(Collected data entries)
● ● ● ● ●

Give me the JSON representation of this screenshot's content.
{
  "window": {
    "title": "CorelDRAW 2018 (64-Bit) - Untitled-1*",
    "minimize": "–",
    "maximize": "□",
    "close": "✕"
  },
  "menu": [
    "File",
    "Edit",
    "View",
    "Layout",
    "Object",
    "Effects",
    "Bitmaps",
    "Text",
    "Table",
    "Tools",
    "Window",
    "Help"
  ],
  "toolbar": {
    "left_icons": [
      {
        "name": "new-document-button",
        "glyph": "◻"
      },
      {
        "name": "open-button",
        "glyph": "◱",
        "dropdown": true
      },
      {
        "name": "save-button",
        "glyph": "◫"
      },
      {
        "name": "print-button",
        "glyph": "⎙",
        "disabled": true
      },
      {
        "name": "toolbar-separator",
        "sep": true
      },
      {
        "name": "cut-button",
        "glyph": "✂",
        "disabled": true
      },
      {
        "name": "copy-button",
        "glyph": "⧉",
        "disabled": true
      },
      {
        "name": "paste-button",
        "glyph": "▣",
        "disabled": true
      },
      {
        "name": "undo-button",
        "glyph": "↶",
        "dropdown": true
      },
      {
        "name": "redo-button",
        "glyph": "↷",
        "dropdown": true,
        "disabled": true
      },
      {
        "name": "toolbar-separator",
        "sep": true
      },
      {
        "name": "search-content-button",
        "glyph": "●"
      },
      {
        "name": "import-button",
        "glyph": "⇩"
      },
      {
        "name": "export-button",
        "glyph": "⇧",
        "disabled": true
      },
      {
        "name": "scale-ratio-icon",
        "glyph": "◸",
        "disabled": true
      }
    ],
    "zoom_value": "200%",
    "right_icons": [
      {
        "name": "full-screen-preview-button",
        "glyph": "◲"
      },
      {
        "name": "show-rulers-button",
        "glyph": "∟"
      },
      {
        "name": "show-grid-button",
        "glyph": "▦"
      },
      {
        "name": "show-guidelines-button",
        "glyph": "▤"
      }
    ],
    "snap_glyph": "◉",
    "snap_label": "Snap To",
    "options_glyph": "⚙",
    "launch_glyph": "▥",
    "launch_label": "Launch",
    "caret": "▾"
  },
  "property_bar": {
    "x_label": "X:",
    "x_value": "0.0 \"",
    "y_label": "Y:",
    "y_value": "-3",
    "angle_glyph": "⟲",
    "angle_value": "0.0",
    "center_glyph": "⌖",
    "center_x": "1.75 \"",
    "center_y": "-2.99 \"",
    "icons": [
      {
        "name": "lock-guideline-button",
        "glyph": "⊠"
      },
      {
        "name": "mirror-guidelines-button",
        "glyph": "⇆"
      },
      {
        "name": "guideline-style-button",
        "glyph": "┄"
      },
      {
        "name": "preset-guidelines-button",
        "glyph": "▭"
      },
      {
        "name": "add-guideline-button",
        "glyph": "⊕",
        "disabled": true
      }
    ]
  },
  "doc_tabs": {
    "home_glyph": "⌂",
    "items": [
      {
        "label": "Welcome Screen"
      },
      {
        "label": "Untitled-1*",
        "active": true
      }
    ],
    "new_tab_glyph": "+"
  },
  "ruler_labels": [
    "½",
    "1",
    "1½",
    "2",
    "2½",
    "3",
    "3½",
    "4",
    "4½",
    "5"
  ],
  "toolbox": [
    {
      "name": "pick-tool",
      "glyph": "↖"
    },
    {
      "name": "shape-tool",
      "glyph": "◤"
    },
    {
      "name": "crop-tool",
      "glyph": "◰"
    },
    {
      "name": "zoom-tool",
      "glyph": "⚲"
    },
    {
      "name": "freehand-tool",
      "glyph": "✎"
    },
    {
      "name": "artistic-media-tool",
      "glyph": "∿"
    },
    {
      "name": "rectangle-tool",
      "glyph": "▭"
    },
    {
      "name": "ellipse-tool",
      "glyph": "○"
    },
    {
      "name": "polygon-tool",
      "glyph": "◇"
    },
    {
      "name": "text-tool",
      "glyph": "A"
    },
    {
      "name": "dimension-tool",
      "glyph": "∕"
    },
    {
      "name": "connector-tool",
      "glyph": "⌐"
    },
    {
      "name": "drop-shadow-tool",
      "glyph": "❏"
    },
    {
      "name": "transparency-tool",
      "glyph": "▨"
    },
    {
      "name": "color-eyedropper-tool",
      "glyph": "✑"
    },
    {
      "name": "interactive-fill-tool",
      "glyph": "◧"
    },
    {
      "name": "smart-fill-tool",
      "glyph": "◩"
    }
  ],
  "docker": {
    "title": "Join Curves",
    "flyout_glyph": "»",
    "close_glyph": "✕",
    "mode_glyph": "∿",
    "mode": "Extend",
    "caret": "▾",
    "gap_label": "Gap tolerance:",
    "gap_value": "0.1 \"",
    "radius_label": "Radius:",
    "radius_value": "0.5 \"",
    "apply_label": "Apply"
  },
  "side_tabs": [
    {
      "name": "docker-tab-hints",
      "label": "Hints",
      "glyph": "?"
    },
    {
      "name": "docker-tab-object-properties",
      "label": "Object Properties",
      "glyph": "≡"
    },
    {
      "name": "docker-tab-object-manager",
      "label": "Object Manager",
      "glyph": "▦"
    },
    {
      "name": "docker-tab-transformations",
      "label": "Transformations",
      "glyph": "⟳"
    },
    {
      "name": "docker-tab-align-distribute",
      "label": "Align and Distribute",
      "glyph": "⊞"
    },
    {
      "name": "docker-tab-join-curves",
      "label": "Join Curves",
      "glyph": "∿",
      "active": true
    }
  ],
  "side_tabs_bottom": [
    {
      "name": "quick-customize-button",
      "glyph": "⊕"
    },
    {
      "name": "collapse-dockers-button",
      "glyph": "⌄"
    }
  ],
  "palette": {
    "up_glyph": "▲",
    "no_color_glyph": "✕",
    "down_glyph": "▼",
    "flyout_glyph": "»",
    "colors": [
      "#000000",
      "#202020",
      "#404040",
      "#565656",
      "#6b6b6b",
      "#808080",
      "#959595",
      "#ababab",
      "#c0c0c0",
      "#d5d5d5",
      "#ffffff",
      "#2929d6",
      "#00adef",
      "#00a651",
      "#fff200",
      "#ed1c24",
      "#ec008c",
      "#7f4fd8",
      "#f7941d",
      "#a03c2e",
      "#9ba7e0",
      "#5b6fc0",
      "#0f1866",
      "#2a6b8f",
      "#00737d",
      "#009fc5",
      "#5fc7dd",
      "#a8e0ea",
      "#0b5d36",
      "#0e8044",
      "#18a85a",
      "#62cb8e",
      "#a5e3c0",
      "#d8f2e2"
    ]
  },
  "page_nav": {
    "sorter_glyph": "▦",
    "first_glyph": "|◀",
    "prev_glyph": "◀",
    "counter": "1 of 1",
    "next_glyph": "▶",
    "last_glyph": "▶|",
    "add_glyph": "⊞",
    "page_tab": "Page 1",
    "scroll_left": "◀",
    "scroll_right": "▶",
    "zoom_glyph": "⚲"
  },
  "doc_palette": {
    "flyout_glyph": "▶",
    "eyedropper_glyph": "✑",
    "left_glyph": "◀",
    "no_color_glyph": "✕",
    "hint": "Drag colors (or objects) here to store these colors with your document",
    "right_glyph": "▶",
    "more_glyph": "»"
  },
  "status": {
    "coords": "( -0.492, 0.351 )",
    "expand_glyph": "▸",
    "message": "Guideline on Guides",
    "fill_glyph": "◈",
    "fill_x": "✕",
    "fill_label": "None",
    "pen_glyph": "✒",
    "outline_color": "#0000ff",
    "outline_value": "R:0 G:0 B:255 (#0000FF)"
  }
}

● ● ● ● ●

GOAL: Repeat the data precisely, reproducing every entry.

SOLUTION TO THIS PROBLEM:
Give me the JSON representation of this screenshot's content.
{
  "window": {
    "title": "CorelDRAW 2018 (64-Bit) - Untitled-1*",
    "minimize": "–",
    "maximize": "□",
    "close": "✕"
  },
  "menu": [
    "File",
    "Edit",
    "View",
    "Layout",
    "Object",
    "Effects",
    "Bitmaps",
    "Text",
    "Table",
    "Tools",
    "Window",
    "Help"
  ],
  "toolbar": {
    "left_icons": [
      {
        "name": "new-document-button",
        "glyph": "◻"
      },
      {
        "name": "open-button",
        "glyph": "◱",
        "dropdown": true
      },
      {
        "name": "save-button",
        "glyph": "◫"
      },
      {
        "name": "print-button",
        "glyph": "⎙",
        "disabled": true
      },
      {
        "name": "toolbar-separator",
        "sep": true
      },
      {
        "name": "cut-button",
        "glyph": "✂",
        "disabled": true
      },
      {
        "name": "copy-button",
        "glyph": "⧉",
        "disabled": true
      },
      {
        "name": "paste-button",
        "glyph": "▣",
        "disabled": true
      },
      {
        "name": "undo-button",
        "glyph": "↶",
        "dropdown": true
      },
      {
        "name": "redo-button",
        "glyph": "↷",
        "dropdown": true,
        "disabled": true
      },
      {
        "name": "toolbar-separator",
        "sep": true
      },
      {
        "name": "search-content-button",
        "glyph": "●"
      },
      {
        "name": "import-button",
        "glyph": "⇩"
      },
      {
        "name": "export-button",
        "glyph": "⇧",
        "disabled": true
      },
      {
        "name": "scale-ratio-icon",
        "glyph": "◸",
        "disabled": true
      }
    ],
    "zoom_value": "200%",
    "right_icons": [
      {
        "name": "full-screen-preview-button",
        "glyph": "◲"
      },
      {
        "name": "show-rulers-button",
        "glyph": "∟"
      },
      {
        "name": "show-grid-button",
        "glyph": "▦"
      },
      {
        "name": "show-guidelines-button",
        "glyph": "▤"
      }
    ],
    "snap_glyph": "◉",
    "snap_label": "Snap To",
    "options_glyph": "⚙",
    "launch_glyph": "▥",
    "launch_label": "Launch",
    "caret": "▾"
  },
  "property_bar": {
    "x_label": "X:",
    "x_value": "0.0 \"",
    "y_label": "Y:",
    "y_value": "-3",
    "angle_glyph": "⟲",
    "angle_value": "0.0",
    "center_glyph": "⌖",
    "center_x": "1.75 \"",
    "center_y": "-2.99 \"",
    "icons": [
      {
        "name": "lock-guideline-button",
        "glyph": "⊠"
      },
      {
        "name": "mirror-guidelines-button",
        "glyph": "⇆"
      },
      {
        "name": "guideline-style-button",
        "glyph": "┄"
      },
      {
        "name": "preset-guidelines-button",
        "glyph": "▭"
      },
      {
        "name": "add-guideline-button",
        "glyph": "⊕",
        "disabled": true
      }
    ]
  },
  "doc_tabs": {
    "home_glyph": "⌂",
    "items": [
      {
        "label": "Welcome Screen"
      },
      {
        "label": "Untitled-1*",
        "active": true
      }
    ],
    "new_tab_glyph": "+"
  },
  "ruler_labels": [
    "½",
    "1",
    "1½",
    "2",
    "2½",
    "3",
    "3½",
    "4",
    "4½",
    "5"
  ],
  "toolbox": [
    {
      "name": "pick-tool",
      "glyph": "↖"
    },
    {
      "name": "shape-tool",
      "glyph": "◤"
    },
    {
      "name": "crop-tool",
      "glyph": "◰"
    },
    {
      "name": "zoom-tool",
      "glyph": "⚲"
    },
    {
      "name": "freehand-tool",
      "glyph": "✎"
    },
    {
      "name": "artistic-media-tool",
      "glyph": "∿"
    },
    {
      "name": "rectangle-tool",
      "glyph": "▭"
    },
    {
      "name": "ellipse-tool",
      "glyph": "○"
    },
    {
      "name": "polygon-tool",
      "glyph": "◇"
    },
    {
      "name": "text-tool",
      "glyph": "A"
    },
    {
      "name": "dimension-tool",
      "glyph": "∕"
    },
    {
      "name": "connector-tool",
      "glyph": "⌐"
    },
    {
      "name": "drop-shadow-tool",
      "glyph": "❏"
    },
    {
      "name": "transparency-tool",
      "glyph": "▨"
    },
    {
      "name": "color-eyedropper-tool",
      "glyph": "✑"
    },
    {
      "name": "interactive-fill-tool",
      "glyph": "◧"
    },
    {
      "name": "smart-fill-tool",
      "glyph": "◩"
    }
  ],
  "docker": {
    "title": "Join Curves",
    "flyout_glyph": "»",
    "close_glyph": "✕",
    "mode_glyph": "∿",
    "mode": "Extend",
    "caret": "▾",
    "gap_label": "Gap tolerance:",
    "gap_value": "0.1 \"",
    "radius_label": "Radius:",
    "radius_value": "0.5 \"",
    "apply_label": "Apply"
  },
  "side_tabs": [
    {
      "name": "docker-tab-hints",
      "label": "Hints",
      "glyph": "?"
    },
    {
      "name": "docker-tab-object-properties",
      "label": "Object Properties",
      "glyph": "≡"
    },
    {
      "name": "docker-tab-object-manager",
      "label": "Object Manager",
      "glyph": "▦"
    },
    {
      "name": "docker-tab-transformations",
      "label": "Transformations",
      "glyph": "⟳"
    },
    {
      "name": "docker-tab-align-distribute",
      "label": "Align and Distribute",
      "glyph": "⊞"
    },
    {
      "name": "docker-tab-join-curves",
      "label": "Join Curves",
      "glyph": "∿",
      "active": true
    }
  ],
  "side_tabs_bottom": [
    {
      "name": "quick-customize-button",
      "glyph": "⊕"
    },
    {
      "name": "collapse-dockers-button",
      "glyph": "⌄"
    }
  ],
  "palette": {
    "up_glyph": "▲",
    "no_color_glyph": "✕",
    "down_glyph": "▼",
    "flyout_glyph": "»",
    "colors": [
      "#000000",
      "#202020",
      "#404040",
      "#565656",
      "#6b6b6b",
      "#808080",
      "#959595",
      "#ababab",
      "#c0c0c0",
      "#d5d5d5",
      "#ffffff",
      "#2929d6",
      "#00adef",
      "#00a651",
      "#fff200",
      "#ed1c24",
      "#ec008c",
      "#7f4fd8",
      "#f7941d",
      "#a03c2e",
      "#9ba7e0",
      "#5b6fc0",
      "#0f1866",
      "#2a6b8f",
      "#00737d",
      "#009fc5",
      "#5fc7dd",
      "#a8e0ea",
      "#0b5d36",
      "#0e8044",
      "#18a85a",
      "#62cb8e",
      "#a5e3c0",
      "#d8f2e2"
    ]
  },
  "page_nav": {
    "sorter_glyph": "▦",
    "first_glyph": "|◀",
    "prev_glyph": "◀",
    "counter": "1 of 1",
    "next_glyph": "▶",
    "last_glyph": "▶|",
    "add_glyph": "⊞",
    "page_tab": "Page 1",
    "scroll_left": "◀",
    "scroll_right": "▶",
    "zoom_glyph": "⚲"
  },
  "doc_palette": {
    "flyout_glyph": "▶",
    "eyedropper_glyph": "✑",
    "left_glyph": "◀",
    "no_color_glyph": "✕",
    "hint": "Drag colors (or objects) here to store these colors with your document",
    "right_glyph": "▶",
    "more_glyph": "»"
  },
  "status": {
    "coords": "( -0.492, 0.351 )",
    "expand_glyph": "▸",
    "message": "Guideline on Guides",
    "fill_glyph": "◈",
    "fill_x": "✕",
    "fill_label": "None",
    "pen_glyph": "✒",
    "outline_color": "#0000ff",
    "outline_value": "R:0 G:0 B:255 (#0000FF)"
  }
}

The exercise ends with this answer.